*Do this*. Work out the number of lines with the word "download" in the material below, then reply with that number only.
-- START OF Listed records --
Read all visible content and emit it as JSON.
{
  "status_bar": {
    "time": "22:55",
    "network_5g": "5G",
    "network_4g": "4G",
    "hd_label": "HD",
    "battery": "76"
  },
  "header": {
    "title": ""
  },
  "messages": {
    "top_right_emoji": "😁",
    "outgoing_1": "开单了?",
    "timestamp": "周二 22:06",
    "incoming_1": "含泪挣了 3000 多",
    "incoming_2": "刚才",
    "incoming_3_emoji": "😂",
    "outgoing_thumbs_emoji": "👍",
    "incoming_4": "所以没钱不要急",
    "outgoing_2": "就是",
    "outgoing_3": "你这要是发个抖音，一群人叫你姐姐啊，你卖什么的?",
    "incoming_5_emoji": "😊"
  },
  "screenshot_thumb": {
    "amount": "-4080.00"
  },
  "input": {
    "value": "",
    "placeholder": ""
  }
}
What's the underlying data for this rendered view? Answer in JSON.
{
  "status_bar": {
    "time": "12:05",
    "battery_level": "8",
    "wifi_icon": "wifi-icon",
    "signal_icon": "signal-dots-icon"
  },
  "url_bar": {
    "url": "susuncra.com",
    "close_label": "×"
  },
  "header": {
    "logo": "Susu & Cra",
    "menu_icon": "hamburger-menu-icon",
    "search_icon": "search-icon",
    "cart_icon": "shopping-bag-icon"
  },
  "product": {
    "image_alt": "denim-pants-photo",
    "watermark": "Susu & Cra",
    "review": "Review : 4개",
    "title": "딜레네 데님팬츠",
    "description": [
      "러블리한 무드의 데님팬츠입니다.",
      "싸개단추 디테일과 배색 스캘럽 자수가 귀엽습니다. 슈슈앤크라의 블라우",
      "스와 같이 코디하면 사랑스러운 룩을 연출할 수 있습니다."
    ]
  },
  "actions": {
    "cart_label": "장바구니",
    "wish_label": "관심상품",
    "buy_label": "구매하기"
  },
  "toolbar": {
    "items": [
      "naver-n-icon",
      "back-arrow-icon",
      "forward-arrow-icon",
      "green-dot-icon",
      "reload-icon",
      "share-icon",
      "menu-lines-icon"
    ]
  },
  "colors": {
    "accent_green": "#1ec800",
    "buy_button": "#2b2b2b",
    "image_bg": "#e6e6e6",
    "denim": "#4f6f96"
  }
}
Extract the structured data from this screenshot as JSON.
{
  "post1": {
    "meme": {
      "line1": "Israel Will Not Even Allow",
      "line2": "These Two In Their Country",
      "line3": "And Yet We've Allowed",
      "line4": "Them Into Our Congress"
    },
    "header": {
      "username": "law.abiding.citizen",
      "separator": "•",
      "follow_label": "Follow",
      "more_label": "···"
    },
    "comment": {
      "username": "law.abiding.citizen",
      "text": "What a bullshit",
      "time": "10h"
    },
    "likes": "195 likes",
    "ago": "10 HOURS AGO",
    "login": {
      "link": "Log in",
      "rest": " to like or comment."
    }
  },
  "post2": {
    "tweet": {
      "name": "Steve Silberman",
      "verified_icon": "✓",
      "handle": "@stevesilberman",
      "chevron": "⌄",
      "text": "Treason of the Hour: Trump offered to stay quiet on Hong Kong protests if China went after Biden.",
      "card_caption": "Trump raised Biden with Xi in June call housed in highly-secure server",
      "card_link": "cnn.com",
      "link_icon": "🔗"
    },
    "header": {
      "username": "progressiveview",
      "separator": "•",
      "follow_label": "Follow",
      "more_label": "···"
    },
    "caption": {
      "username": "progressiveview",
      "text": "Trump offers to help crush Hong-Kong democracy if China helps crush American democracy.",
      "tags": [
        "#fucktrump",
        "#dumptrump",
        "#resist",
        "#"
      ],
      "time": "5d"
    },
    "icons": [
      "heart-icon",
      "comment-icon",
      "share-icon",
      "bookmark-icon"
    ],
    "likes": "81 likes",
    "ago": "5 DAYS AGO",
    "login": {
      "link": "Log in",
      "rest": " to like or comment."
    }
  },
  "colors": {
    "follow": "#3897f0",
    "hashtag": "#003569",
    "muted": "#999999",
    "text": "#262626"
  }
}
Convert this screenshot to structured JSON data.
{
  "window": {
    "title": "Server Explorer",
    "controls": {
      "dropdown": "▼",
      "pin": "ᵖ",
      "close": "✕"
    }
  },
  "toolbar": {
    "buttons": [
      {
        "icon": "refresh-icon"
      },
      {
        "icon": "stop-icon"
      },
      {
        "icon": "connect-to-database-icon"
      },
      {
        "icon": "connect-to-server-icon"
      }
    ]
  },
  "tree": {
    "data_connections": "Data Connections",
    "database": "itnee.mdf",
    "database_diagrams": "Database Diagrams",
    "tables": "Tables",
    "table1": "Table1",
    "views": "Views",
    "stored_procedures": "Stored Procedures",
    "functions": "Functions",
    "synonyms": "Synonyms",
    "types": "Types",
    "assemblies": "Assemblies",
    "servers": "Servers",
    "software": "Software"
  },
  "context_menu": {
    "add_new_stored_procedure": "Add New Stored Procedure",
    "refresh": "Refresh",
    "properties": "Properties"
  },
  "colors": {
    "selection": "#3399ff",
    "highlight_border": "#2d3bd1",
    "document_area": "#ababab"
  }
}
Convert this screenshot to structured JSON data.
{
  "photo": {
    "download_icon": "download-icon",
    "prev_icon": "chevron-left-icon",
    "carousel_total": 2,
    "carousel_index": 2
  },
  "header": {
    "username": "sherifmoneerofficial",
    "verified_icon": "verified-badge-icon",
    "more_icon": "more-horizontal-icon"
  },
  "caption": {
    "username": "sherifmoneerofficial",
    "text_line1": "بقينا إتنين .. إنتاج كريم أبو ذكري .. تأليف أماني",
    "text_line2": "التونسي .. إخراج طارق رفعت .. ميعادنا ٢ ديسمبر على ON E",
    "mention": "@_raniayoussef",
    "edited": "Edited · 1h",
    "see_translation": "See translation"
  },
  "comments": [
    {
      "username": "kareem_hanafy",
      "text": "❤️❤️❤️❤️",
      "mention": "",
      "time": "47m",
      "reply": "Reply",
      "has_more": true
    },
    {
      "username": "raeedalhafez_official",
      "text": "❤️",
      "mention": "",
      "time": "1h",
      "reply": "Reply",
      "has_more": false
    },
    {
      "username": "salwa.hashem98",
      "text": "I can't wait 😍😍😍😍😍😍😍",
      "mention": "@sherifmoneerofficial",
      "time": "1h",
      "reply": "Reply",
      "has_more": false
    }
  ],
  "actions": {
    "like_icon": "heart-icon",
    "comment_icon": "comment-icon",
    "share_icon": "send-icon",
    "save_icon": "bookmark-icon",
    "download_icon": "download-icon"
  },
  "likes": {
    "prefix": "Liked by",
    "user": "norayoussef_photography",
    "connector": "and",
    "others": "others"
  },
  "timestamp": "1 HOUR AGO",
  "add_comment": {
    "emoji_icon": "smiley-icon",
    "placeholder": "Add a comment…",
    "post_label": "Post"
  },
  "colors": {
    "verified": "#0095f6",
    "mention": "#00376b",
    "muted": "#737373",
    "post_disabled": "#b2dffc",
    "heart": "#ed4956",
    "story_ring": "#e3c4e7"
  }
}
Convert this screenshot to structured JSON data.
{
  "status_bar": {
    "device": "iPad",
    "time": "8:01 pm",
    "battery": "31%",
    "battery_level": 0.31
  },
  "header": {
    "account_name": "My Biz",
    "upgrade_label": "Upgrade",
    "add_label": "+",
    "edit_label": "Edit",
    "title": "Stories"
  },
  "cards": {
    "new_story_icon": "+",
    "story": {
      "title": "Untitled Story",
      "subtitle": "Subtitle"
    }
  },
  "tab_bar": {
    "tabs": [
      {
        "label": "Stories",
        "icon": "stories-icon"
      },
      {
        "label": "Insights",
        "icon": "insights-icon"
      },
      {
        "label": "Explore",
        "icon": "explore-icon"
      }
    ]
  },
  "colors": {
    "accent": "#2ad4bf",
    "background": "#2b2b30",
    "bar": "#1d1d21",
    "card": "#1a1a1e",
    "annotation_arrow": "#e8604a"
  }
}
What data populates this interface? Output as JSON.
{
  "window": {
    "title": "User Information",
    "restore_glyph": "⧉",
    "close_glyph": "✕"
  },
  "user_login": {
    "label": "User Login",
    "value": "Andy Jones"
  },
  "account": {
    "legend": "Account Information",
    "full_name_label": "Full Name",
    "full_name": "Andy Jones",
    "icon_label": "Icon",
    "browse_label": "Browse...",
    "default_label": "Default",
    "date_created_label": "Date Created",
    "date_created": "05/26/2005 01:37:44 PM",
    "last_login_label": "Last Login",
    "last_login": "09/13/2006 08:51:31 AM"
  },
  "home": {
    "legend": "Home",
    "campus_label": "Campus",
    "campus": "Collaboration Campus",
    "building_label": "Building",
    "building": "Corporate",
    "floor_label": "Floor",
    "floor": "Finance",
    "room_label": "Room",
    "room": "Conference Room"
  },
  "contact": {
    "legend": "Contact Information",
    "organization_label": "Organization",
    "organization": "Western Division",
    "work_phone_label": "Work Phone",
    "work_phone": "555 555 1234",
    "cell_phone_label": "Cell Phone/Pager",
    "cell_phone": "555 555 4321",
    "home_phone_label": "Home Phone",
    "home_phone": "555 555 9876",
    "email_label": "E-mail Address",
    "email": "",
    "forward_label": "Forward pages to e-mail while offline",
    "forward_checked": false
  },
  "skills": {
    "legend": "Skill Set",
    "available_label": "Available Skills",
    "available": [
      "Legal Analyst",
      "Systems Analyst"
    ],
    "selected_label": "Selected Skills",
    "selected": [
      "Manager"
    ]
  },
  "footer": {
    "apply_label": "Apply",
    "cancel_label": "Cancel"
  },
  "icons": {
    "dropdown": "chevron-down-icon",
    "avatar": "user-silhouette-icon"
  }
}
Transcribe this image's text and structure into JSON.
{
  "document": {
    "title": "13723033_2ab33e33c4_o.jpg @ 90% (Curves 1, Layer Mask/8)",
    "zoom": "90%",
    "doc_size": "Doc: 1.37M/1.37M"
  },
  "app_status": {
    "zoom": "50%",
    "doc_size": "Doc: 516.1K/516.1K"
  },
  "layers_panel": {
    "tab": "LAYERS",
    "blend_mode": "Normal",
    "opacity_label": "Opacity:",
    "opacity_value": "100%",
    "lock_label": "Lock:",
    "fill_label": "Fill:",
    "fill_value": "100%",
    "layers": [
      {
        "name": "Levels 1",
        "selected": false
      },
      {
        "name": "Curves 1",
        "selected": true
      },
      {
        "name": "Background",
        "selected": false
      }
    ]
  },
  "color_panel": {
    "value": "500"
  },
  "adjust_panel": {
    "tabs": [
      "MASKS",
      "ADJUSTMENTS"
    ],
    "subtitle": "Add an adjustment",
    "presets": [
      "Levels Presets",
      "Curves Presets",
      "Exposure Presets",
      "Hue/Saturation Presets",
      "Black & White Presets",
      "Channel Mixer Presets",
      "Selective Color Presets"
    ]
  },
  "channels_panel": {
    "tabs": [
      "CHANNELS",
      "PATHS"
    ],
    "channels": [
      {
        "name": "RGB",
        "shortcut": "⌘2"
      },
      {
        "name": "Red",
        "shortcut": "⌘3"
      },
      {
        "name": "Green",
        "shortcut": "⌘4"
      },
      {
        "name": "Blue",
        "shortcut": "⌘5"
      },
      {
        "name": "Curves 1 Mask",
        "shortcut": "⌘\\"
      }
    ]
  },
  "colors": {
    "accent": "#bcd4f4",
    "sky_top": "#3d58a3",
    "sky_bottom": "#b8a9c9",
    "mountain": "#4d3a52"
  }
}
-- END OF Listed records --
*Output for this task*. 2